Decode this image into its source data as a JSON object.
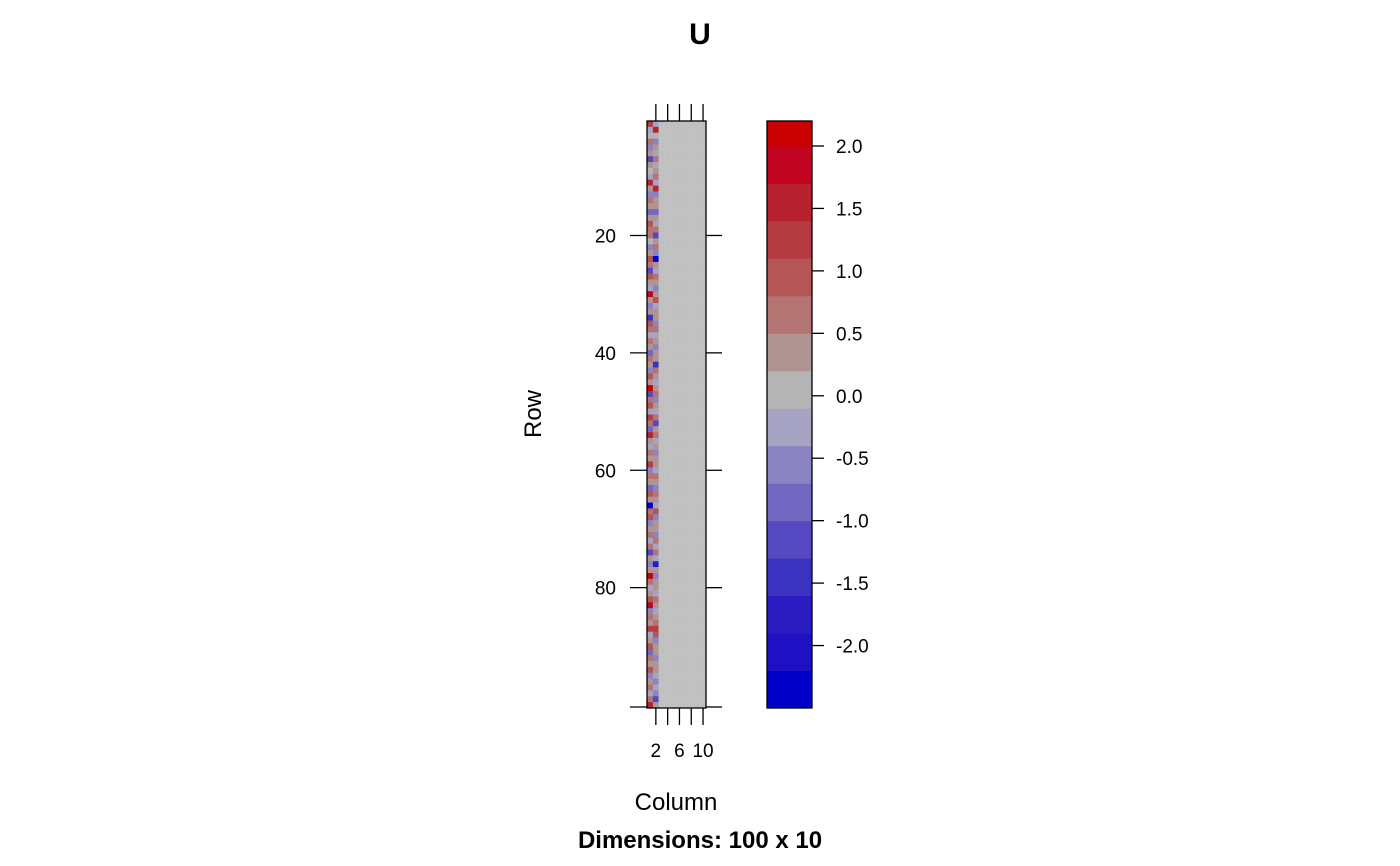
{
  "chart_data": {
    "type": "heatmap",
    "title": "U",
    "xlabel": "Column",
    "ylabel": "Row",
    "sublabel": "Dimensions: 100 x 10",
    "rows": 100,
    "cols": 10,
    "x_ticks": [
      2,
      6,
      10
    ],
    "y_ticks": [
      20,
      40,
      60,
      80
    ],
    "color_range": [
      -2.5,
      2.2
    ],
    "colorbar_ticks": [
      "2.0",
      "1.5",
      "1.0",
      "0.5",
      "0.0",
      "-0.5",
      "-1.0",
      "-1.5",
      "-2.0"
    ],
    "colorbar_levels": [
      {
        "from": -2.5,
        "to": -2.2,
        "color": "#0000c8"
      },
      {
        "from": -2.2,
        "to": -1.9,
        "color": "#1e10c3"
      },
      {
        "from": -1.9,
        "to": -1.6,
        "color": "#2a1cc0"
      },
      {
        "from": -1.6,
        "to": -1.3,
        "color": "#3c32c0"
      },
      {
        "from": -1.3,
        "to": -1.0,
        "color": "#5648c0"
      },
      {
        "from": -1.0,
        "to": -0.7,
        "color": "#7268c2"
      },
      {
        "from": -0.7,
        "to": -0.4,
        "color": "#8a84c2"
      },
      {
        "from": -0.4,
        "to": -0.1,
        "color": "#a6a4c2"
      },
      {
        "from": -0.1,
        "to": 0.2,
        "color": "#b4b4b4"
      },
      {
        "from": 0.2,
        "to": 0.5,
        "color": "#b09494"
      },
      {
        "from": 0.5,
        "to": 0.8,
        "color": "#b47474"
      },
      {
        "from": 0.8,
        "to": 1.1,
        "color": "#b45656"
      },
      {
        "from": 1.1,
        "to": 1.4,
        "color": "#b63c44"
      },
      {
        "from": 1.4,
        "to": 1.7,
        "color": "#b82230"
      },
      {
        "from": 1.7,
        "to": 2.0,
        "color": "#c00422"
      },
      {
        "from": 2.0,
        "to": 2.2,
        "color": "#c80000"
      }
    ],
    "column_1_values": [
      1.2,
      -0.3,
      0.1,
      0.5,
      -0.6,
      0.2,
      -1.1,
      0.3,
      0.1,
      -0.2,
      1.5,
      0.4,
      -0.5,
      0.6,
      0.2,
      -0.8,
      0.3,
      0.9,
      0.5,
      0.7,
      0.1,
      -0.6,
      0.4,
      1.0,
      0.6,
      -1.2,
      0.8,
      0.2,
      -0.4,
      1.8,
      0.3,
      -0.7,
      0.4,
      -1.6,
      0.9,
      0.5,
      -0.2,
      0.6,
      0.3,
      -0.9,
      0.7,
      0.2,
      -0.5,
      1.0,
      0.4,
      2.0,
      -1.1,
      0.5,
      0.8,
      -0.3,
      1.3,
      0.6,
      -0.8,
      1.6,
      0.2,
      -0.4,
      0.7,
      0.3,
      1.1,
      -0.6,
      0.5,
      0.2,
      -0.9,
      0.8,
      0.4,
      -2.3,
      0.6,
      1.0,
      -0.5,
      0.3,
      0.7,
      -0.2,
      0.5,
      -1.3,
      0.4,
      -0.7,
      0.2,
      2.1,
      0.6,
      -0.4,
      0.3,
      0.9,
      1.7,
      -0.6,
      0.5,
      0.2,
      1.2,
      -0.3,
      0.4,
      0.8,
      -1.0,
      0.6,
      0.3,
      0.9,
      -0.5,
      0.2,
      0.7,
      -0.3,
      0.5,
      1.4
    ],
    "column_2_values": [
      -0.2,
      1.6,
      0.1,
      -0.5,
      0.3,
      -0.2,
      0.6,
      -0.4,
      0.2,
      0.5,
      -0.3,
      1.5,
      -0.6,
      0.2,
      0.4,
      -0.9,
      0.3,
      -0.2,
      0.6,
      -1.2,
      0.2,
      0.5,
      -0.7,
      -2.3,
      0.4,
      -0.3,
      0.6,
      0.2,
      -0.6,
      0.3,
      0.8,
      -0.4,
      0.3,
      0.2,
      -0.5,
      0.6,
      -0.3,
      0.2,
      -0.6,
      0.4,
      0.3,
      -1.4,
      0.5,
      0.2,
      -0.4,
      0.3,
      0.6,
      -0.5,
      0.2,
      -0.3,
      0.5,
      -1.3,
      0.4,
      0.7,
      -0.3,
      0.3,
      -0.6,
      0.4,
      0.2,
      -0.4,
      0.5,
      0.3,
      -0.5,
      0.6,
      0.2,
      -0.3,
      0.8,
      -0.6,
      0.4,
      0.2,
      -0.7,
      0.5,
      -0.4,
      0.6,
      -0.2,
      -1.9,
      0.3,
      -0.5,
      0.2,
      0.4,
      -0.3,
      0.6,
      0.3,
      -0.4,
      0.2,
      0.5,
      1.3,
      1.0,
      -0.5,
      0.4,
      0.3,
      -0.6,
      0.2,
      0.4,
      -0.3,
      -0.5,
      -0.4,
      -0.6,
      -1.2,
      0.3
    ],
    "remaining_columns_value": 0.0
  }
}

What you are asked to do: Nothing but the pictures may be dropped; output the records above exactly.

Solution for this task:
Decode this image into its source data as a JSON object.
{
  "chart_data": {
    "type": "heatmap",
    "title": "U",
    "xlabel": "Column",
    "ylabel": "Row",
    "sublabel": "Dimensions: 100 x 10",
    "rows": 100,
    "cols": 10,
    "x_ticks": [
      2,
      6,
      10
    ],
    "y_ticks": [
      20,
      40,
      60,
      80
    ],
    "color_range": [
      -2.5,
      2.2
    ],
    "colorbar_ticks": [
      "2.0",
      "1.5",
      "1.0",
      "0.5",
      "0.0",
      "-0.5",
      "-1.0",
      "-1.5",
      "-2.0"
    ],
    "colorbar_levels": [
      {
        "from": -2.5,
        "to": -2.2,
        "color": "#0000c8"
      },
      {
        "from": -2.2,
        "to": -1.9,
        "color": "#1e10c3"
      },
      {
        "from": -1.9,
        "to": -1.6,
        "color": "#2a1cc0"
      },
      {
        "from": -1.6,
        "to": -1.3,
        "color": "#3c32c0"
      },
      {
        "from": -1.3,
        "to": -1.0,
        "color": "#5648c0"
      },
      {
        "from": -1.0,
        "to": -0.7,
        "color": "#7268c2"
      },
      {
        "from": -0.7,
        "to": -0.4,
        "color": "#8a84c2"
      },
      {
        "from": -0.4,
        "to": -0.1,
        "color": "#a6a4c2"
      },
      {
        "from": -0.1,
        "to": 0.2,
        "color": "#b4b4b4"
      },
      {
        "from": 0.2,
        "to": 0.5,
        "color": "#b09494"
      },
      {
        "from": 0.5,
        "to": 0.8,
        "color": "#b47474"
      },
      {
        "from": 0.8,
        "to": 1.1,
        "color": "#b45656"
      },
      {
        "from": 1.1,
        "to": 1.4,
        "color": "#b63c44"
      },
      {
        "from": 1.4,
        "to": 1.7,
        "color": "#b82230"
      },
      {
        "from": 1.7,
        "to": 2.0,
        "color": "#c00422"
      },
      {
        "from": 2.0,
        "to": 2.2,
        "color": "#c80000"
      }
    ],
    "column_1_values": [
      1.2,
      -0.3,
      0.1,
      0.5,
      -0.6,
      0.2,
      -1.1,
      0.3,
      0.1,
      -0.2,
      1.5,
      0.4,
      -0.5,
      0.6,
      0.2,
      -0.8,
      0.3,
      0.9,
      0.5,
      0.7,
      0.1,
      -0.6,
      0.4,
      1.0,
      0.6,
      -1.2,
      0.8,
      0.2,
      -0.4,
      1.8,
      0.3,
      -0.7,
      0.4,
      -1.6,
      0.9,
      0.5,
      -0.2,
      0.6,
      0.3,
      -0.9,
      0.7,
      0.2,
      -0.5,
      1.0,
      0.4,
      2.0,
      -1.1,
      0.5,
      0.8,
      -0.3,
      1.3,
      0.6,
      -0.8,
      1.6,
      0.2,
      -0.4,
      0.7,
      0.3,
      1.1,
      -0.6,
      0.5,
      0.2,
      -0.9,
      0.8,
      0.4,
      -2.3,
      0.6,
      1.0,
      -0.5,
      0.3,
      0.7,
      -0.2,
      0.5,
      -1.3,
      0.4,
      -0.7,
      0.2,
      2.1,
      0.6,
      -0.4,
      0.3,
      0.9,
      1.7,
      -0.6,
      0.5,
      0.2,
      1.2,
      -0.3,
      0.4,
      0.8,
      -1.0,
      0.6,
      0.3,
      0.9,
      -0.5,
      0.2,
      0.7,
      -0.3,
      0.5,
      1.4
    ],
    "column_2_values": [
      -0.2,
      1.6,
      0.1,
      -0.5,
      0.3,
      -0.2,
      0.6,
      -0.4,
      0.2,
      0.5,
      -0.3,
      1.5,
      -0.6,
      0.2,
      0.4,
      -0.9,
      0.3,
      -0.2,
      0.6,
      -1.2,
      0.2,
      0.5,
      -0.7,
      -2.3,
      0.4,
      -0.3,
      0.6,
      0.2,
      -0.6,
      0.3,
      0.8,
      -0.4,
      0.3,
      0.2,
      -0.5,
      0.6,
      -0.3,
      0.2,
      -0.6,
      0.4,
      0.3,
      -1.4,
      0.5,
      0.2,
      -0.4,
      0.3,
      0.6,
      -0.5,
      0.2,
      -0.3,
      0.5,
      -1.3,
      0.4,
      0.7,
      -0.3,
      0.3,
      -0.6,
      0.4,
      0.2,
      -0.4,
      0.5,
      0.3,
      -0.5,
      0.6,
      0.2,
      -0.3,
      0.8,
      -0.6,
      0.4,
      0.2,
      -0.7,
      0.5,
      -0.4,
      0.6,
      -0.2,
      -1.9,
      0.3,
      -0.5,
      0.2,
      0.4,
      -0.3,
      0.6,
      0.3,
      -0.4,
      0.2,
      0.5,
      1.3,
      1.0,
      -0.5,
      0.4,
      0.3,
      -0.6,
      0.2,
      0.4,
      -0.3,
      -0.5,
      -0.4,
      -0.6,
      -1.2,
      0.3
    ],
    "remaining_columns_value": 0.0
  }
}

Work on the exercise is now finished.